[begin Records shown]

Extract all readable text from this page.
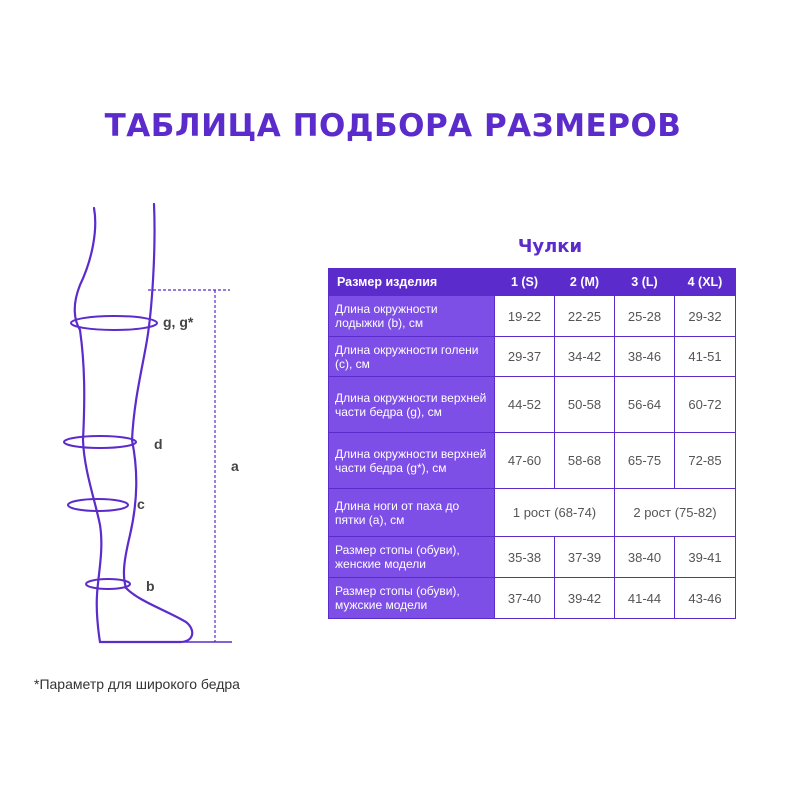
ТАБЛИЦА ПОДБОРА РАЗМЕРОВ
g, g*
d
c
b
a
Чулки
Размер изделия	1 (S)	2 (M)	3 (L)	4 (XL)
Длина окружности лодыжки (b), см	19-22	22-25	25-28	29-32
Длина окружности голени (c), см	29-37	34-42	38-46	41-51
Длина окружности верхней части бедра (g), см	44-52	50-58	56-64	60-72
Длина окружности верхней части бедра (g*), см	47-60	58-68	65-75	72-85
Длина ноги от паха до пятки (a), см	1 рост (68-74)		2 рост (75-82)	
Размер стопы (обуви), женские модели	35-38	37-39	38-40	39-41
Размер стопы (обуви), мужские модели	37-40	39-42	41-44	43-46
*Параметр для широкого бедра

[end Records shown]

What needs to be done: Using the records above, copy every line that has the word "стопы" in it.

Output of the exercise:
Размер стопы (обуви), женские модели	35-38	37-39	38-40	39-41
Размер стопы (обуви), мужские модели	37-40	39-42	41-44	43-46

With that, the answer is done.